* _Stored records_
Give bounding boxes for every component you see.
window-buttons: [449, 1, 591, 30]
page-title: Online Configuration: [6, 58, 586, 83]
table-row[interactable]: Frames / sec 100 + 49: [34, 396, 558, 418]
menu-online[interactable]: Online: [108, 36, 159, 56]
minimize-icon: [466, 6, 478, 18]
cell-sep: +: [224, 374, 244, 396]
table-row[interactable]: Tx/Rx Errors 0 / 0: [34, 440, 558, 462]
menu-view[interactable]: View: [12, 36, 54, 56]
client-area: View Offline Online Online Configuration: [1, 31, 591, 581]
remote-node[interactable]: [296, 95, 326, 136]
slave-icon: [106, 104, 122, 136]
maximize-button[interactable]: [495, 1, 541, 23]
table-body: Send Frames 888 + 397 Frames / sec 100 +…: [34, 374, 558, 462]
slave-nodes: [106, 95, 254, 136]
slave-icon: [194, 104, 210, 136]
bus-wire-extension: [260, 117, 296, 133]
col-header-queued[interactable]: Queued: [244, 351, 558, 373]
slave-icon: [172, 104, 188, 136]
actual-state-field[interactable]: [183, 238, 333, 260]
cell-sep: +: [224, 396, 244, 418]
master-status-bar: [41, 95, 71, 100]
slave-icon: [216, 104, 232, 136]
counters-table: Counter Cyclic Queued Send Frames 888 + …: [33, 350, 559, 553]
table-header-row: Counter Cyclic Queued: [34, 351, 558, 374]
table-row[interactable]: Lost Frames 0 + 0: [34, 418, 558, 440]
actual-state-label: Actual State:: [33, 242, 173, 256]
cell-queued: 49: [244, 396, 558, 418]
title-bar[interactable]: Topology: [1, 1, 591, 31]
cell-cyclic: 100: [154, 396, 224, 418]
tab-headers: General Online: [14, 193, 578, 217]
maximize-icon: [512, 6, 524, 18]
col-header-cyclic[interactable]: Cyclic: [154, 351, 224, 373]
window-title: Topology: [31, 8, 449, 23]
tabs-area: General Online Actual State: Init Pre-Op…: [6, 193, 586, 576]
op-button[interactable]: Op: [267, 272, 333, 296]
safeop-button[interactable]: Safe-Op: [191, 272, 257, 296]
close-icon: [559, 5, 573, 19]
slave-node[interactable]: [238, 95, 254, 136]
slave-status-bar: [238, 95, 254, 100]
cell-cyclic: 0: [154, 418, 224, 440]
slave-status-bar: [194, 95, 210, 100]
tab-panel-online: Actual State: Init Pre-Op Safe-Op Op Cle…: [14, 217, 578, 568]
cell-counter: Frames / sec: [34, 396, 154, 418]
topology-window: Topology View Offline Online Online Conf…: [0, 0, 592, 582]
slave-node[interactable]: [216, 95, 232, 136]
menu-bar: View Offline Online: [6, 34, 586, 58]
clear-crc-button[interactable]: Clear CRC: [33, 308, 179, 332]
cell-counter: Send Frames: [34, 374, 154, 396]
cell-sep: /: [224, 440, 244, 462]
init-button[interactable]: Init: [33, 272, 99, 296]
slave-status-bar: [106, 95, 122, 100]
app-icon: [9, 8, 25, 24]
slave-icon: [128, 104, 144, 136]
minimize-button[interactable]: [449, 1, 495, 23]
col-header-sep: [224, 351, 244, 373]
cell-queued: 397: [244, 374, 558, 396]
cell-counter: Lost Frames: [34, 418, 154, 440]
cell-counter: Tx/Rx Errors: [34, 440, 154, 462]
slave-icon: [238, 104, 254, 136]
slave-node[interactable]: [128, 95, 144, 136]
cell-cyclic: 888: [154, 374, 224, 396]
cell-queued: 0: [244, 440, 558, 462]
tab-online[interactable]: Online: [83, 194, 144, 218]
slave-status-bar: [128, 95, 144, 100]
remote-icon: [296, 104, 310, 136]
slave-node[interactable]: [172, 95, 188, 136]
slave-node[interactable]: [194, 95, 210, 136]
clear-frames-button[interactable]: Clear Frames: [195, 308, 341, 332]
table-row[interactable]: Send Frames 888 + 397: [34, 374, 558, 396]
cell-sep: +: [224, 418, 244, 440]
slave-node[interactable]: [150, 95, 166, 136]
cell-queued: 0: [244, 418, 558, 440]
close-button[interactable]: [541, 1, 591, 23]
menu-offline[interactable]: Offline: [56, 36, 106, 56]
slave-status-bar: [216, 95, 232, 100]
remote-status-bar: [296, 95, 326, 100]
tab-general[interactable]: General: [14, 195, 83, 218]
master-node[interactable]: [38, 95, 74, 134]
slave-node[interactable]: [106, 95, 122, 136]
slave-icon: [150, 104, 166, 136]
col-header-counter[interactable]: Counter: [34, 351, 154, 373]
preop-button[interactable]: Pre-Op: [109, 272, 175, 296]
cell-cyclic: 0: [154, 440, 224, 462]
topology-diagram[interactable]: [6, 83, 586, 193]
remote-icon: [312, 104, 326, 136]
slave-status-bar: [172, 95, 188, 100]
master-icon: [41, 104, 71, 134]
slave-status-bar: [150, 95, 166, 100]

* _Written problem_
Please retype every one of the entries above line for line, without changing a single character.

* _Output of the exercise_
Give bounding boxes for every component you see.
window-buttons: [449, 1, 591, 30]
page-title: Online Configuration: [6, 58, 586, 83]
table-row[interactable]: Frames / sec 100 + 49: [34, 396, 558, 418]
menu-online[interactable]: Online: [108, 36, 159, 56]
minimize-icon: [466, 6, 478, 18]
cell-sep: +: [224, 374, 244, 396]
table-row[interactable]: Tx/Rx Errors 0 / 0: [34, 440, 558, 462]
menu-view[interactable]: View: [12, 36, 54, 56]
client-area: View Offline Online Online Configuration: [1, 31, 591, 581]
remote-node[interactable]: [296, 95, 326, 136]
slave-icon: [106, 104, 122, 136]
maximize-button[interactable]: [495, 1, 541, 23]
table-body: Send Frames 888 + 397 Frames / sec 100 +…: [34, 374, 558, 462]
slave-nodes: [106, 95, 254, 136]
slave-icon: [194, 104, 210, 136]
bus-wire-extension: [260, 117, 296, 133]
col-header-queued[interactable]: Queued: [244, 351, 558, 373]
slave-icon: [172, 104, 188, 136]
actual-state-field[interactable]: [183, 238, 333, 260]
cell-sep: +: [224, 396, 244, 418]
master-status-bar: [41, 95, 71, 100]
slave-icon: [216, 104, 232, 136]
counters-table: Counter Cyclic Queued Send Frames 888 + …: [33, 350, 559, 553]
table-header-row: Counter Cyclic Queued: [34, 351, 558, 374]
table-row[interactable]: Lost Frames 0 + 0: [34, 418, 558, 440]
actual-state-label: Actual State:: [33, 242, 173, 256]
cell-queued: 49: [244, 396, 558, 418]
title-bar[interactable]: Topology: [1, 1, 591, 31]
cell-cyclic: 100: [154, 396, 224, 418]
tab-headers: General Online: [14, 193, 578, 217]
maximize-icon: [512, 6, 524, 18]
col-header-cyclic[interactable]: Cyclic: [154, 351, 224, 373]
window-title: Topology: [31, 8, 449, 23]
tabs-area: General Online Actual State: Init Pre-Op…: [6, 193, 586, 576]
op-button[interactable]: Op: [267, 272, 333, 296]
safeop-button[interactable]: Safe-Op: [191, 272, 257, 296]
close-icon: [559, 5, 573, 19]
slave-node[interactable]: [238, 95, 254, 136]
slave-status-bar: [238, 95, 254, 100]
cell-cyclic: 0: [154, 418, 224, 440]
slave-status-bar: [194, 95, 210, 100]
tab-panel-online: Actual State: Init Pre-Op Safe-Op Op Cle…: [14, 217, 578, 568]
cell-counter: Frames / sec: [34, 396, 154, 418]
topology-window: Topology View Offline Online Online Conf…: [0, 0, 592, 582]
slave-node[interactable]: [216, 95, 232, 136]
menu-bar: View Offline Online: [6, 34, 586, 58]
clear-crc-button[interactable]: Clear CRC: [33, 308, 179, 332]
cell-counter: Send Frames: [34, 374, 154, 396]
cell-sep: /: [224, 440, 244, 462]
init-button[interactable]: Init: [33, 272, 99, 296]
slave-status-bar: [106, 95, 122, 100]
app-icon: [9, 8, 25, 24]
slave-icon: [128, 104, 144, 136]
minimize-button[interactable]: [449, 1, 495, 23]
col-header-sep: [224, 351, 244, 373]
cell-queued: 397: [244, 374, 558, 396]
cell-counter: Lost Frames: [34, 418, 154, 440]
cell-counter: Tx/Rx Errors: [34, 440, 154, 462]
slave-icon: [238, 104, 254, 136]
slave-node[interactable]: [128, 95, 144, 136]
cell-cyclic: 888: [154, 374, 224, 396]
cell-queued: 0: [244, 440, 558, 462]
tab-online[interactable]: Online: [83, 194, 144, 218]
slave-status-bar: [128, 95, 144, 100]
remote-icon: [296, 104, 310, 136]
slave-node[interactable]: [172, 95, 188, 136]
slave-node[interactable]: [194, 95, 210, 136]
clear-frames-button[interactable]: Clear Frames: [195, 308, 341, 332]
table-row[interactable]: Send Frames 888 + 397: [34, 374, 558, 396]
cell-sep: +: [224, 418, 244, 440]
slave-node[interactable]: [150, 95, 166, 136]
cell-queued: 0: [244, 418, 558, 440]
close-button[interactable]: [541, 1, 591, 23]
menu-offline[interactable]: Offline: [56, 36, 106, 56]
slave-status-bar: [216, 95, 232, 100]
remote-status-bar: [296, 95, 326, 100]
tab-general[interactable]: General: [14, 195, 83, 218]
master-node[interactable]: [38, 95, 74, 134]
slave-node[interactable]: [106, 95, 122, 136]
slave-icon: [150, 104, 166, 136]
col-header-counter[interactable]: Counter: [34, 351, 154, 373]
preop-button[interactable]: Pre-Op: [109, 272, 175, 296]
cell-cyclic: 0: [154, 440, 224, 462]
topology-diagram[interactable]: [6, 83, 586, 193]
remote-icon: [312, 104, 326, 136]
slave-status-bar: [172, 95, 188, 100]
master-icon: [41, 104, 71, 134]
slave-status-bar: [150, 95, 166, 100]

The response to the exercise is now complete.